### WHAT IS ASKED
Restate the listing below word for word, omitting any images.

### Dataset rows
──────────────────────────────

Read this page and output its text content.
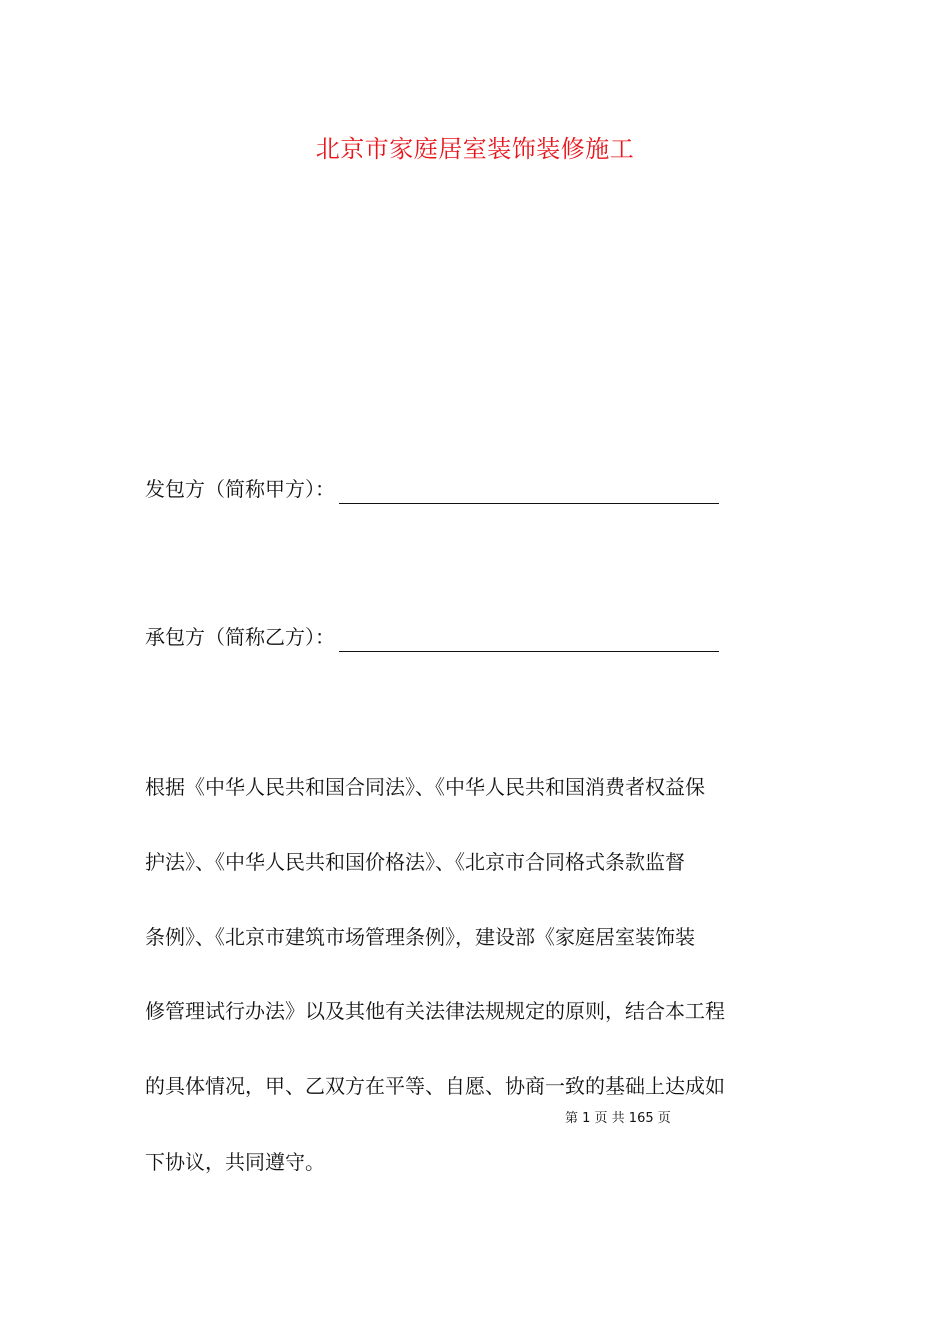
北京市家庭居室装饰装修施工
发包方（简称甲方）：
承包方（简称乙方）：
根据《中华人民共和国合同法》、《中华人民共和国消费者权益保
护法》、《中华人民共和国价格法》、《北京市合同格式条款监督
条例》、《北京市建筑市场管理条例》，建设部《家庭居室装饰装
修管理试行办法》以及其他有关法律法规规定的原则，结合本工程
的具体情况，甲、乙双方在平等、自愿、协商一致的基础上达成如
下协议，共同遵守。
第 1 页 共 165 页
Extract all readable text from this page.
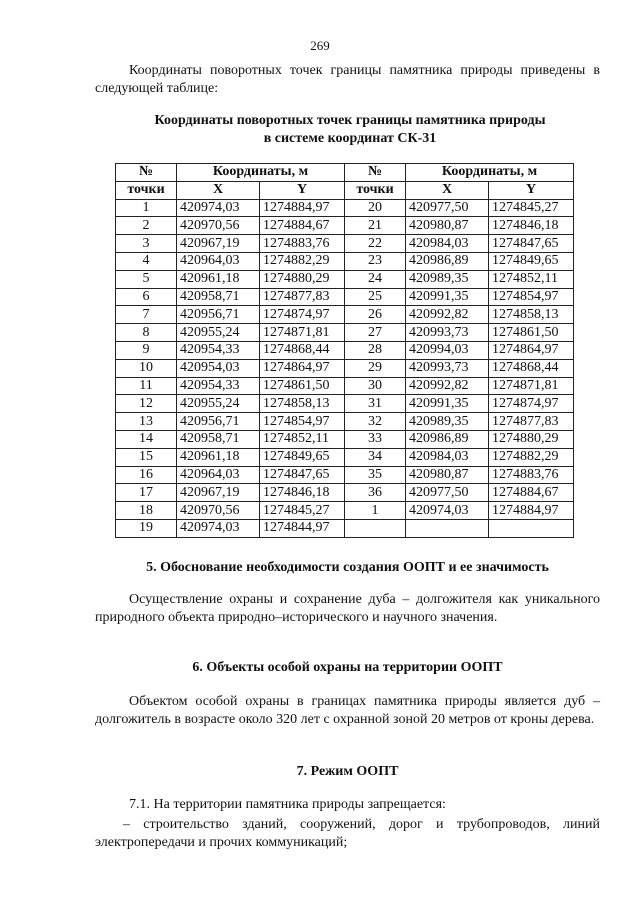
269
Координаты поворотных точек границы памятника природы приведены в следующей таблице:
Координаты поворотных точек границы памятника природы
в системе координат СК-31
№	Координаты, м		№	Координаты, м	
точки	X	Y	точки	X	Y
1	420974,03	1274884,97	20	420977,50	1274845,27
2	420970,56	1274884,67	21	420980,87	1274846,18
3	420967,19	1274883,76	22	420984,03	1274847,65
4	420964,03	1274882,29	23	420986,89	1274849,65
5	420961,18	1274880,29	24	420989,35	1274852,11
6	420958,71	1274877,83	25	420991,35	1274854,97
7	420956,71	1274874,97	26	420992,82	1274858,13
8	420955,24	1274871,81	27	420993,73	1274861,50
9	420954,33	1274868,44	28	420994,03	1274864,97
10	420954,03	1274864,97	29	420993,73	1274868,44
11	420954,33	1274861,50	30	420992,82	1274871,81
12	420955,24	1274858,13	31	420991,35	1274874,97
13	420956,71	1274854,97	32	420989,35	1274877,83
14	420958,71	1274852,11	33	420986,89	1274880,29
15	420961,18	1274849,65	34	420984,03	1274882,29
16	420964,03	1274847,65	35	420980,87	1274883,76
17	420967,19	1274846,18	36	420977,50	1274884,67
18	420970,56	1274845,27	1	420974,03	1274884,97
19	420974,03	1274844,97			
5. Обоснование необходимости создания ООПТ и ее значимость
Осуществление охраны и сохранение дуба – долгожителя как уникального природного объекта природно–исторического и научного значения.
6. Объекты особой охраны на территории ООПТ
Объектом особой охраны в границах памятника природы является дуб – долгожитель в возрасте около 320 лет с охранной зоной 20 метров от кроны дерева.
7. Режим ООПТ
7.1. На территории памятника природы запрещается:
– строительство зданий, сооружений, дорог и трубопроводов, линий электропередачи и прочих коммуникаций;
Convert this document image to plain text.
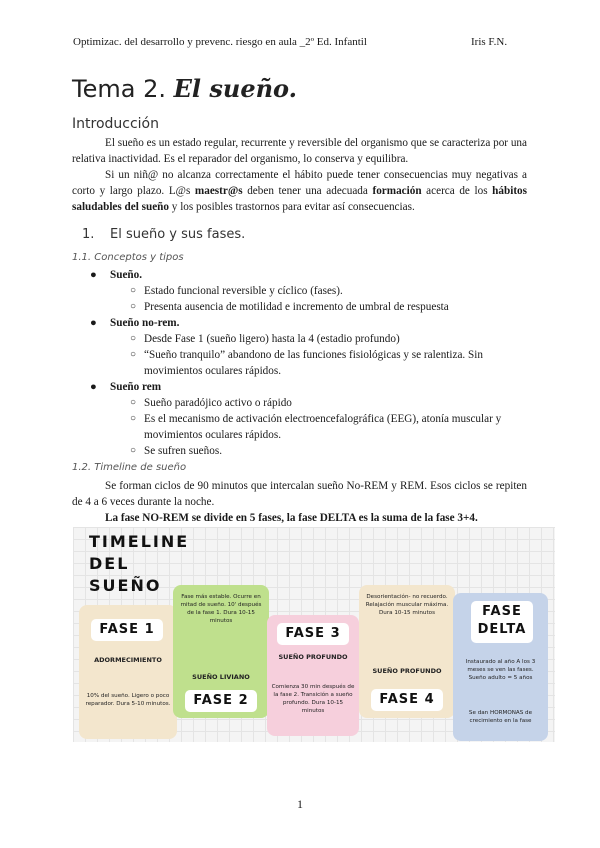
Optimizac. del desarrollo y prevenc. riesgo en aula _2º Ed. Infantil	Iris F.N.
Tema 2. El sueño.
Introducción
El sueño es un estado regular, recurrente y reversible del organismo que se caracteriza por una relativa inactividad. Es el reparador del organismo, lo conserva y equilibra.
Si un niñ@ no alcanza correctamente el hábito puede tener consecuencias muy negativas a corto y largo plazo. L@s maestr@s deben tener una adecuada formación acerca de los hábitos saludables del sueño y los posibles trastornos para evitar así consecuencias.
1. El sueño y sus fases.
1.1. Conceptos y tipos
● Sueño.
○ Estado funcional reversible y cíclico (fases).
○ Presenta ausencia de motilidad e incremento de umbral de respuesta
● Sueño no-rem.
○ Desde Fase 1 (sueño ligero) hasta la 4 (estadio profundo)
○ “Sueño tranquilo” abandono de las funciones fisiológicas y se ralentiza. Sin movimientos oculares rápidos.
● Sueño rem
○ Sueño paradójico activo o rápido
○ Es el mecanismo de activación electroencefalográfica (EEG), atonía muscular y movimientos oculares rápidos.
○ Se sufren sueños.
1.2. Timeline de sueño
Se forman ciclos de 90 minutos que intercalan sueño No-REM y REM. Esos ciclos se repiten de 4 a 6 veces durante la noche.
La fase NO-REM se divide en 5 fases, la fase DELTA es la suma de la fase 3+4.
TIMELINE
DEL
SUEÑO
FASE 1
ADORMECIMIENTO
10% del sueño. Ligero o poco reparador. Dura 5-10 minutos.
Fase más estable. Ocurre en mitad de sueño. 10' después de la fase 1. Dura 10-15 minutos
SUEÑO LIVIANO
FASE 2
FASE 3
SUEÑO PROFUNDO
Comienza 30 min después de la fase 2. Transición a sueño profundo. Dura 10-15 minutos
Desorientación- no recuerdo. Relajación muscular máxima. Dura 10-15 minutos
SUEÑO PROFUNDO
FASE 4
FASE
DELTA
Instaurado al año A los 3 meses se ven las fases. Sueño adulto = 5 años
Se dan HORMONAS de crecimiento en la fase
1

──────────────────────────────

### RESPONSE TO THIS EXERCISE
Read this page and output its text content.
北京市家庭居室装饰装修施工
发包方（简称甲方）：
承包方（简称乙方）：
根据《中华人民共和国合同法》、《中华人民共和国消费者权益保
护法》、《中华人民共和国价格法》、《北京市合同格式条款监督
条例》、《北京市建筑市场管理条例》，建设部《家庭居室装饰装
修管理试行办法》以及其他有关法律法规规定的原则，结合本工程
的具体情况，甲、乙双方在平等、自愿、协商一致的基础上达成如
下协议，共同遵守。
第 1 页 共 165 页
Extract all readable text from this page.
269
Координаты поворотных точек границы памятника природы приведены в следующей таблице:
Координаты поворотных точек границы памятника природы
в системе координат СК-31
№	Координаты, м		№	Координаты, м	
точки	X	Y	точки	X	Y
1	420974,03	1274884,97	20	420977,50	1274845,27
2	420970,56	1274884,67	21	420980,87	1274846,18
3	420967,19	1274883,76	22	420984,03	1274847,65
4	420964,03	1274882,29	23	420986,89	1274849,65
5	420961,18	1274880,29	24	420989,35	1274852,11
6	420958,71	1274877,83	25	420991,35	1274854,97
7	420956,71	1274874,97	26	420992,82	1274858,13
8	420955,24	1274871,81	27	420993,73	1274861,50
9	420954,33	1274868,44	28	420994,03	1274864,97
10	420954,03	1274864,97	29	420993,73	1274868,44
11	420954,33	1274861,50	30	420992,82	1274871,81
12	420955,24	1274858,13	31	420991,35	1274874,97
13	420956,71	1274854,97	32	420989,35	1274877,83
14	420958,71	1274852,11	33	420986,89	1274880,29
15	420961,18	1274849,65	34	420984,03	1274882,29
16	420964,03	1274847,65	35	420980,87	1274883,76
17	420967,19	1274846,18	36	420977,50	1274884,67
18	420970,56	1274845,27	1	420974,03	1274884,97
19	420974,03	1274844,97			
5. Обоснование необходимости создания ООПТ и ее значимость
Осуществление охраны и сохранение дуба – долгожителя как уникального природного объекта природно–исторического и научного значения.
6. Объекты особой охраны на территории ООПТ
Объектом особой охраны в границах памятника природы является дуб – долгожитель в возрасте около 320 лет с охранной зоной 20 метров от кроны дерева.
7. Режим ООПТ
7.1. На территории памятника природы запрещается:
– строительство зданий, сооружений, дорог и трубопроводов, линий электропередачи и прочих коммуникаций;
Convert this document image to plain text.
Optimizac. del desarrollo y prevenc. riesgo en aula _2º Ed. Infantil	Iris F.N.
Tema 2. El sueño.
Introducción
El sueño es un estado regular, recurrente y reversible del organismo que se caracteriza por una relativa inactividad. Es el reparador del organismo, lo conserva y equilibra.
Si un niñ@ no alcanza correctamente el hábito puede tener consecuencias muy negativas a corto y largo plazo. L@s maestr@s deben tener una adecuada formación acerca de los hábitos saludables del sueño y los posibles trastornos para evitar así consecuencias.
1. El sueño y sus fases.
1.1. Conceptos y tipos
● Sueño.
○ Estado funcional reversible y cíclico (fases).
○ Presenta ausencia de motilidad e incremento de umbral de respuesta
● Sueño no-rem.
○ Desde Fase 1 (sueño ligero) hasta la 4 (estadio profundo)
○ “Sueño tranquilo” abandono de las funciones fisiológicas y se ralentiza. Sin movimientos oculares rápidos.
● Sueño rem
○ Sueño paradójico activo o rápido
○ Es el mecanismo de activación electroencefalográfica (EEG), atonía muscular y movimientos oculares rápidos.
○ Se sufren sueños.
1.2. Timeline de sueño
Se forman ciclos de 90 minutos que intercalan sueño No-REM y REM. Esos ciclos se repiten de 4 a 6 veces durante la noche.
La fase NO-REM se divide en 5 fases, la fase DELTA es la suma de la fase 3+4.
TIMELINE
DEL
SUEÑO
FASE 1
ADORMECIMIENTO
10% del sueño. Ligero o poco reparador. Dura 5-10 minutos.
Fase más estable. Ocurre en mitad de sueño. 10' después de la fase 1. Dura 10-15 minutos
SUEÑO LIVIANO
FASE 2
FASE 3
SUEÑO PROFUNDO
Comienza 30 min después de la fase 2. Transición a sueño profundo. Dura 10-15 minutos
Desorientación- no recuerdo. Relajación muscular máxima. Dura 10-15 minutos
SUEÑO PROFUNDO
FASE 4
FASE
DELTA
Instaurado al año A los 3 meses se ven las fases. Sueño adulto = 5 años
Se dan HORMONAS de crecimiento en la fase
1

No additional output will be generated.